Directions. Keep the pictures out and restate every record exactly.

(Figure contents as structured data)
☆ ☆ ☆ ☆

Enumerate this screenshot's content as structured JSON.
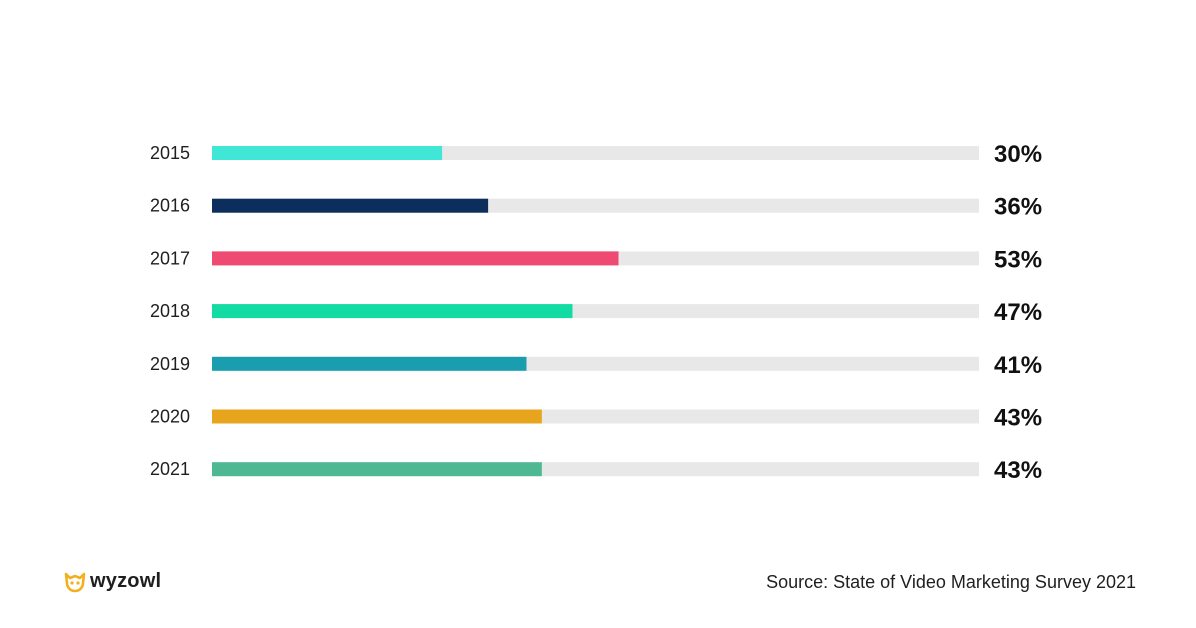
{
  "chart_data": {
    "type": "bar",
    "orientation": "horizontal",
    "categories": [
      "2015",
      "2016",
      "2017",
      "2018",
      "2019",
      "2020",
      "2021"
    ],
    "values": [
      30,
      36,
      53,
      47,
      41,
      43,
      43
    ],
    "value_labels": [
      "30%",
      "36%",
      "53%",
      "47%",
      "41%",
      "43%",
      "43%"
    ],
    "colors": [
      "#40E6D6",
      "#0B2E5C",
      "#EE4A72",
      "#12DBA3",
      "#1A9DAF",
      "#E6A51C",
      "#4DB892"
    ],
    "track_color": "#E8E8E8",
    "xlim": [
      0,
      100
    ],
    "grid": false
  },
  "footer": {
    "source": "Source: State of Video Marketing Survey 2021",
    "logo_text": "wyzowl",
    "logo_icon": "wyzowl-owl-icon",
    "logo_color": "#F2B01E"
  }
}
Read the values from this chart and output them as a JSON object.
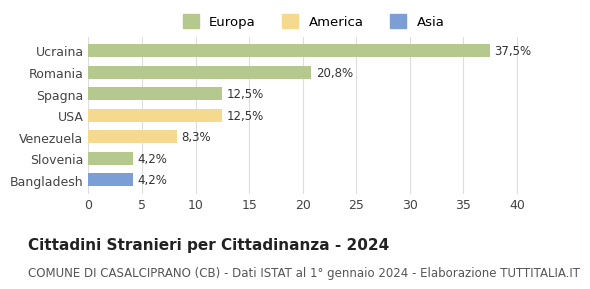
{
  "categories": [
    "Ucraina",
    "Romania",
    "Spagna",
    "USA",
    "Venezuela",
    "Slovenia",
    "Bangladesh"
  ],
  "values": [
    37.5,
    20.8,
    12.5,
    12.5,
    8.3,
    4.2,
    4.2
  ],
  "labels": [
    "37,5%",
    "20,8%",
    "12,5%",
    "12,5%",
    "8,3%",
    "4,2%",
    "4,2%"
  ],
  "colors": [
    "#b5c98e",
    "#b5c98e",
    "#b5c98e",
    "#f5d98e",
    "#f5d98e",
    "#b5c98e",
    "#7b9fd4"
  ],
  "legend": [
    {
      "label": "Europa",
      "color": "#b5c98e"
    },
    {
      "label": "America",
      "color": "#f5d98e"
    },
    {
      "label": "Asia",
      "color": "#7b9fd4"
    }
  ],
  "xlim": [
    0,
    42
  ],
  "xticks": [
    0,
    5,
    10,
    15,
    20,
    25,
    30,
    35,
    40
  ],
  "title": "Cittadini Stranieri per Cittadinanza - 2024",
  "subtitle": "COMUNE DI CASALCIPRANO (CB) - Dati ISTAT al 1° gennaio 2024 - Elaborazione TUTTITALIA.IT",
  "title_fontsize": 11,
  "subtitle_fontsize": 8.5,
  "background_color": "#ffffff",
  "grid_color": "#dddddd",
  "bar_label_fontsize": 8.5,
  "tick_label_fontsize": 9
}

☆ ☆ ☆ ☆

Exercise result.
Enumerate this screenshot's content as structured JSON.
{
  "chart_data": {
    "type": "bar",
    "orientation": "horizontal",
    "categories": [
      "2015",
      "2016",
      "2017",
      "2018",
      "2019",
      "2020",
      "2021"
    ],
    "values": [
      30,
      36,
      53,
      47,
      41,
      43,
      43
    ],
    "value_labels": [
      "30%",
      "36%",
      "53%",
      "47%",
      "41%",
      "43%",
      "43%"
    ],
    "colors": [
      "#40E6D6",
      "#0B2E5C",
      "#EE4A72",
      "#12DBA3",
      "#1A9DAF",
      "#E6A51C",
      "#4DB892"
    ],
    "track_color": "#E8E8E8",
    "xlim": [
      0,
      100
    ],
    "grid": false
  },
  "footer": {
    "source": "Source: State of Video Marketing Survey 2021",
    "logo_text": "wyzowl",
    "logo_icon": "wyzowl-owl-icon",
    "logo_color": "#F2B01E"
  }
}
Read the values from this chart and output them as a JSON object.
{
  "categories": [
    "Ucraina",
    "Romania",
    "Spagna",
    "USA",
    "Venezuela",
    "Slovenia",
    "Bangladesh"
  ],
  "values": [
    37.5,
    20.8,
    12.5,
    12.5,
    8.3,
    4.2,
    4.2
  ],
  "labels": [
    "37,5%",
    "20,8%",
    "12,5%",
    "12,5%",
    "8,3%",
    "4,2%",
    "4,2%"
  ],
  "colors": [
    "#b5c98e",
    "#b5c98e",
    "#b5c98e",
    "#f5d98e",
    "#f5d98e",
    "#b5c98e",
    "#7b9fd4"
  ],
  "legend": [
    {
      "label": "Europa",
      "color": "#b5c98e"
    },
    {
      "label": "America",
      "color": "#f5d98e"
    },
    {
      "label": "Asia",
      "color": "#7b9fd4"
    }
  ],
  "xlim": [
    0,
    42
  ],
  "xticks": [
    0,
    5,
    10,
    15,
    20,
    25,
    30,
    35,
    40
  ],
  "title": "Cittadini Stranieri per Cittadinanza - 2024",
  "subtitle": "COMUNE DI CASALCIPRANO (CB) - Dati ISTAT al 1° gennaio 2024 - Elaborazione TUTTITALIA.IT",
  "title_fontsize": 11,
  "subtitle_fontsize": 8.5,
  "background_color": "#ffffff",
  "grid_color": "#dddddd",
  "bar_label_fontsize": 8.5,
  "tick_label_fontsize": 9
}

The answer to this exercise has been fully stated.